=== Set task ===
Where does the string "this" appear in the records? Copy every line that contains it.
** Start Provided entries **
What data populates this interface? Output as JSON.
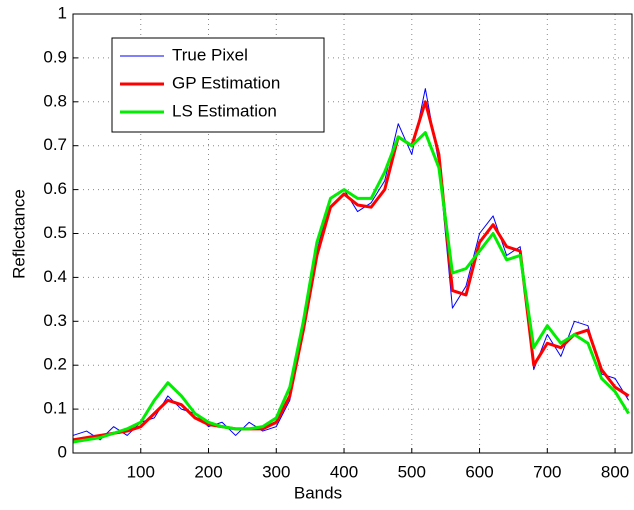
{
  "chart_data": {
    "type": "line",
    "xlabel": "Bands",
    "ylabel": "Reflectance",
    "x": [
      0,
      20,
      40,
      60,
      80,
      100,
      120,
      140,
      160,
      180,
      200,
      220,
      240,
      260,
      280,
      300,
      320,
      340,
      360,
      380,
      400,
      420,
      440,
      460,
      480,
      500,
      520,
      540,
      560,
      580,
      600,
      620,
      640,
      660,
      680,
      700,
      720,
      740,
      760,
      780,
      800,
      820
    ],
    "series": [
      {
        "name": "True Pixel",
        "color": "#0000ff",
        "width": 1,
        "values": [
          0.04,
          0.05,
          0.03,
          0.06,
          0.04,
          0.07,
          0.08,
          0.13,
          0.1,
          0.09,
          0.06,
          0.07,
          0.04,
          0.07,
          0.05,
          0.06,
          0.12,
          0.3,
          0.46,
          0.58,
          0.6,
          0.55,
          0.57,
          0.62,
          0.75,
          0.68,
          0.83,
          0.66,
          0.33,
          0.38,
          0.5,
          0.54,
          0.45,
          0.47,
          0.19,
          0.27,
          0.22,
          0.3,
          0.29,
          0.18,
          0.17,
          0.12
        ]
      },
      {
        "name": "GP Estimation",
        "color": "#ff0000",
        "width": 3,
        "values": [
          0.03,
          0.035,
          0.04,
          0.045,
          0.05,
          0.06,
          0.09,
          0.12,
          0.11,
          0.08,
          0.065,
          0.06,
          0.055,
          0.055,
          0.055,
          0.07,
          0.13,
          0.28,
          0.45,
          0.56,
          0.59,
          0.565,
          0.56,
          0.6,
          0.72,
          0.7,
          0.8,
          0.68,
          0.37,
          0.36,
          0.48,
          0.52,
          0.47,
          0.46,
          0.2,
          0.25,
          0.24,
          0.27,
          0.28,
          0.19,
          0.15,
          0.13
        ]
      },
      {
        "name": "LS Estimation",
        "color": "#00ee00",
        "width": 3,
        "values": [
          0.025,
          0.03,
          0.035,
          0.045,
          0.055,
          0.07,
          0.12,
          0.16,
          0.13,
          0.09,
          0.07,
          0.06,
          0.055,
          0.055,
          0.06,
          0.08,
          0.15,
          0.3,
          0.48,
          0.58,
          0.6,
          0.58,
          0.58,
          0.64,
          0.72,
          0.7,
          0.73,
          0.65,
          0.41,
          0.42,
          0.46,
          0.5,
          0.44,
          0.45,
          0.24,
          0.29,
          0.25,
          0.27,
          0.25,
          0.17,
          0.14,
          0.09
        ]
      }
    ],
    "xlim": [
      0,
      825
    ],
    "xticks": [
      100,
      200,
      300,
      400,
      500,
      600,
      700,
      800
    ],
    "ylim": [
      0,
      1
    ],
    "yticks": [
      0,
      0.1,
      0.2,
      0.3,
      0.4,
      0.5,
      0.6,
      0.7,
      0.8,
      0.9,
      1
    ],
    "grid": true,
    "legend": "upper-left"
  }
}
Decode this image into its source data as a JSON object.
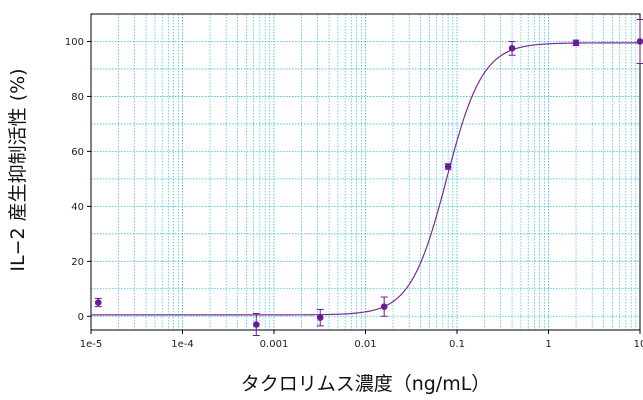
{
  "chart_data": {
    "type": "scatter",
    "title": "",
    "xlabel": "タクロリムス濃度（ng/mL）",
    "ylabel": "IL−2 産生抑制活性 (%)",
    "x_scale": "log",
    "xlim": [
      1e-05,
      10
    ],
    "ylim": [
      -5,
      110
    ],
    "x_ticks": [
      1e-05,
      0.0001,
      0.001,
      0.01,
      0.1,
      1,
      10
    ],
    "x_tick_labels": [
      "1e-5",
      "1e-4",
      "0.001",
      "0.01",
      "0.1",
      "1",
      "10"
    ],
    "y_ticks": [
      0,
      20,
      40,
      60,
      80,
      100
    ],
    "y_tick_labels": [
      "0",
      "20",
      "40",
      "60",
      "80",
      "100"
    ],
    "grid": true,
    "grid_color": "#33bbdd",
    "point_color": "#6a1b9a",
    "curve_color": "#7b2d8e",
    "series": [
      {
        "points": [
          {
            "x": 1.2e-05,
            "y": 5,
            "err": 1.5
          },
          {
            "x": 0.00064,
            "y": -3,
            "err": 4
          },
          {
            "x": 0.0032,
            "y": -0.5,
            "err": 3
          },
          {
            "x": 0.016,
            "y": 3.5,
            "err": 3.5
          },
          {
            "x": 0.08,
            "y": 54.5,
            "err": 1
          },
          {
            "x": 0.4,
            "y": 97.5,
            "err": 2.5
          },
          {
            "x": 2,
            "y": 99.5,
            "err": 1
          },
          {
            "x": 10,
            "y": 100,
            "err": 8
          }
        ]
      }
    ],
    "fit_curve": {
      "bottom": 0.5,
      "top": 99.5,
      "ec50": 0.077,
      "hill": 2.2
    }
  }
}
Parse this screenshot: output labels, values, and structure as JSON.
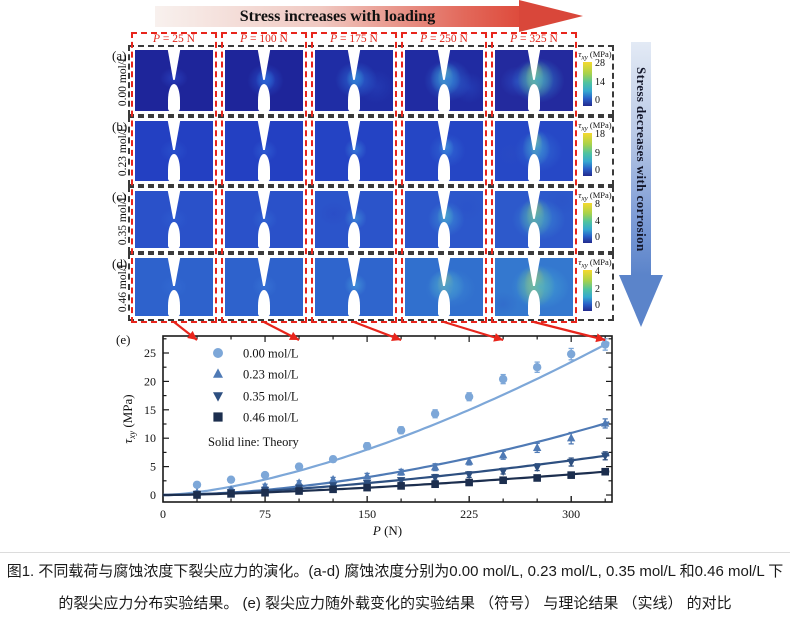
{
  "banner_top": {
    "label": "Stress increases with loading"
  },
  "banner_right": {
    "label": "Stress decreases with corrosion"
  },
  "grid": {
    "column_headers": [
      "P = 25 N",
      "P = 100 N",
      "P = 175 N",
      "P = 250 N",
      "P = 325 N"
    ],
    "colorbar_label": {
      "tau": "τ",
      "sub": "xy",
      "unit": "(MPa)"
    },
    "accent_red": "#e8251c",
    "rows": [
      {
        "panel": "(a)",
        "concentration": "0.00 mol/L",
        "colorbar_ticks": [
          "28",
          "14",
          "0"
        ],
        "cells": [
          {
            "bg": "#1e259a",
            "spots": [
              [
                50,
                46,
                20,
                15,
                "rgba(43,70,195,0.75)"
              ]
            ]
          },
          {
            "bg": "#1e259a",
            "spots": [
              [
                52,
                50,
                26,
                24,
                "rgba(40,85,210,0.8)"
              ],
              [
                52,
                49,
                14,
                16,
                "rgba(55,160,230,0.85)"
              ]
            ]
          },
          {
            "bg": "#1f2da5",
            "spots": [
              [
                53,
                49,
                30,
                26,
                "rgba(45,110,215,0.85)"
              ],
              [
                52,
                47,
                13,
                16,
                "rgba(70,200,210,0.9)"
              ],
              [
                78,
                60,
                26,
                24,
                "rgba(38,70,190,0.5)"
              ]
            ]
          },
          {
            "bg": "#202ba2",
            "spots": [
              [
                55,
                50,
                34,
                30,
                "rgba(48,115,215,0.8)"
              ],
              [
                52,
                47,
                22,
                24,
                "rgba(65,190,215,0.9)"
              ],
              [
                52,
                45,
                11,
                18,
                "rgba(205,220,90,0.95)"
              ],
              [
                82,
                62,
                24,
                22,
                "rgba(40,80,200,0.45)"
              ]
            ]
          },
          {
            "bg": "#232a9e",
            "spots": [
              [
                55,
                50,
                38,
                32,
                "rgba(55,155,220,0.7)"
              ],
              [
                52,
                48,
                26,
                28,
                "rgba(125,210,120,0.85)"
              ],
              [
                51,
                45,
                13,
                24,
                "rgba(245,215,50,0.98)"
              ],
              [
                28,
                52,
                24,
                22,
                "rgba(45,85,205,0.55)"
              ]
            ]
          }
        ]
      },
      {
        "panel": "(b)",
        "concentration": "0.23 mol/L",
        "colorbar_ticks": [
          "18",
          "9",
          "0"
        ],
        "cells": [
          {
            "bg": "#2340c2",
            "spots": [
              [
                50,
                50,
                20,
                16,
                "rgba(45,90,210,0.6)"
              ]
            ]
          },
          {
            "bg": "#2340c2",
            "spots": [
              [
                51,
                50,
                18,
                16,
                "rgba(50,100,215,0.7)"
              ]
            ]
          },
          {
            "bg": "#2443c4",
            "spots": [
              [
                52,
                48,
                16,
                16,
                "rgba(62,135,220,0.75)"
              ]
            ]
          },
          {
            "bg": "#2546c5",
            "spots": [
              [
                54,
                49,
                26,
                24,
                "rgba(50,110,215,0.75)"
              ],
              [
                53,
                45,
                11,
                15,
                "rgba(80,185,220,0.9)"
              ]
            ]
          },
          {
            "bg": "#2648c6",
            "spots": [
              [
                56,
                50,
                34,
                30,
                "rgba(52,120,215,0.65)"
              ],
              [
                53,
                45,
                20,
                26,
                "rgba(80,195,200,0.85)"
              ],
              [
                53,
                40,
                9,
                20,
                "rgba(205,222,85,0.95)"
              ],
              [
                20,
                56,
                22,
                20,
                "rgba(42,75,195,0.5)"
              ]
            ]
          }
        ]
      },
      {
        "panel": "(c)",
        "concentration": "0.35 mol/L",
        "colorbar_ticks": [
          "8",
          "4",
          "0"
        ],
        "cells": [
          {
            "bg": "#2a51c9",
            "spots": [
              [
                50,
                50,
                20,
                16,
                "rgba(48,98,212,0.55)"
              ]
            ]
          },
          {
            "bg": "#2a51c9",
            "spots": [
              [
                51,
                50,
                18,
                16,
                "rgba(52,108,214,0.65)"
              ]
            ]
          },
          {
            "bg": "#2b54ca",
            "spots": [
              [
                52,
                48,
                16,
                16,
                "rgba(66,145,220,0.75)"
              ],
              [
                24,
                40,
                22,
                18,
                "rgba(42,72,196,0.5)"
              ]
            ]
          },
          {
            "bg": "#2c57cb",
            "spots": [
              [
                53,
                49,
                26,
                25,
                "rgba(62,145,215,0.8)"
              ],
              [
                52,
                44,
                12,
                17,
                "rgba(96,202,185,0.9)"
              ],
              [
                80,
                28,
                22,
                20,
                "rgba(42,80,200,0.5)"
              ]
            ]
          },
          {
            "bg": "#2d59cb",
            "spots": [
              [
                56,
                50,
                38,
                30,
                "rgba(62,150,212,0.7)"
              ],
              [
                52,
                46,
                24,
                28,
                "rgba(110,202,140,0.85)"
              ],
              [
                52,
                42,
                13,
                23,
                "rgba(236,202,58,0.95)"
              ],
              [
                86,
                18,
                24,
                20,
                "rgba(42,82,198,0.55)"
              ]
            ]
          }
        ]
      },
      {
        "panel": "(d)",
        "concentration": "0.46 mol/L",
        "colorbar_ticks": [
          "4",
          "2",
          "0"
        ],
        "cells": [
          {
            "bg": "#2e62cc",
            "spots": [
              [
                50,
                50,
                20,
                16,
                "rgba(52,110,214,0.55)"
              ]
            ]
          },
          {
            "bg": "#2e62cc",
            "spots": [
              [
                51,
                49,
                18,
                16,
                "rgba(58,120,216,0.65)"
              ]
            ]
          },
          {
            "bg": "#2f65cd",
            "spots": [
              [
                52,
                47,
                16,
                16,
                "rgba(70,155,220,0.75)"
              ]
            ]
          },
          {
            "bg": "#3170ce",
            "spots": [
              [
                58,
                52,
                36,
                28,
                "rgba(62,140,212,0.7)"
              ],
              [
                53,
                48,
                26,
                24,
                "rgba(85,185,200,0.85)"
              ],
              [
                52,
                45,
                12,
                19,
                "rgba(228,200,74,0.92)"
              ]
            ]
          },
          {
            "bg": "#3478cf",
            "spots": [
              [
                58,
                50,
                42,
                32,
                "rgba(68,170,212,0.75)"
              ],
              [
                52,
                48,
                28,
                30,
                "rgba(145,207,110,0.85)"
              ],
              [
                51,
                46,
                15,
                27,
                "rgba(242,188,56,0.97)"
              ],
              [
                10,
                80,
                22,
                18,
                "rgba(47,98,200,0.5)"
              ]
            ]
          }
        ]
      }
    ]
  },
  "chart_data": {
    "type": "scatter",
    "panel_label": "(e)",
    "x": [
      25,
      50,
      75,
      100,
      125,
      150,
      175,
      200,
      225,
      250,
      275,
      300,
      325
    ],
    "xlabel": "P (N)",
    "ylabel": "τxy (MPa)",
    "xlim": [
      0,
      330
    ],
    "ylim": [
      -1.2,
      28
    ],
    "xticks": [
      0,
      75,
      150,
      225,
      300
    ],
    "yticks": [
      0,
      5,
      10,
      15,
      20,
      25
    ],
    "note": "Solid line: Theory",
    "legend_position": "upper-left",
    "series": [
      {
        "name": "0.00 mol/L",
        "marker": "circle",
        "color": "#7da7d8",
        "values": [
          1.8,
          2.7,
          3.5,
          5.0,
          6.3,
          8.6,
          11.4,
          14.3,
          17.3,
          20.4,
          22.5,
          24.8,
          26.5
        ],
        "yerr": [
          0.4,
          0.4,
          0.4,
          0.5,
          0.5,
          0.6,
          0.6,
          0.7,
          0.7,
          0.8,
          0.9,
          1.0,
          1.0
        ],
        "theory_exponent": 1.55
      },
      {
        "name": "0.23 mol/L",
        "marker": "triangle-up",
        "color": "#4f7ab5",
        "values": [
          0.4,
          0.9,
          1.5,
          2.1,
          2.7,
          3.3,
          4.0,
          4.9,
          5.9,
          7.0,
          8.3,
          10.0,
          12.6
        ],
        "yerr": [
          0.3,
          0.3,
          0.4,
          0.4,
          0.4,
          0.5,
          0.5,
          0.6,
          0.6,
          0.7,
          0.8,
          1.0,
          0.8
        ],
        "theory_exponent": 1.8
      },
      {
        "name": "0.35 mol/L",
        "marker": "triangle-down",
        "color": "#2d4f80",
        "values": [
          0.2,
          0.5,
          0.9,
          1.3,
          1.7,
          2.1,
          2.6,
          3.1,
          3.6,
          4.2,
          4.9,
          5.8,
          6.9
        ],
        "yerr": [
          0.3,
          0.3,
          0.3,
          0.3,
          0.4,
          0.4,
          0.4,
          0.5,
          0.5,
          0.5,
          0.6,
          0.7,
          0.7
        ],
        "theory_exponent": 1.55
      },
      {
        "name": "0.46 mol/L",
        "marker": "square",
        "color": "#1c2e4e",
        "values": [
          0.0,
          0.2,
          0.4,
          0.7,
          1.0,
          1.3,
          1.6,
          1.9,
          2.2,
          2.6,
          3.0,
          3.5,
          4.1
        ],
        "yerr": [
          0.2,
          0.2,
          0.3,
          0.3,
          0.3,
          0.3,
          0.4,
          0.4,
          0.4,
          0.4,
          0.5,
          0.5,
          0.5
        ],
        "theory_exponent": 1.5
      }
    ],
    "connector_x_values": [
      25,
      100,
      175,
      250,
      325
    ]
  },
  "caption": {
    "line1": "图1. 不同载荷与腐蚀浓度下裂尖应力的演化。(a-d) 腐蚀浓度分别为0.00 mol/L, 0.23 mol/L, 0.35 mol/L 和0.46 mol/L 下",
    "line2": "的裂尖应力分布实验结果。 (e) 裂尖应力随外载变化的实验结果 （符号） 与理论结果 （实线） 的对比"
  }
}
** End Provided entries **
=== Exercise result ===
What data populates this interface? Output as JSON.
Decode this image into its source data as a JSON object.
Parse this screenshot: output labels, values, and structure as JSON.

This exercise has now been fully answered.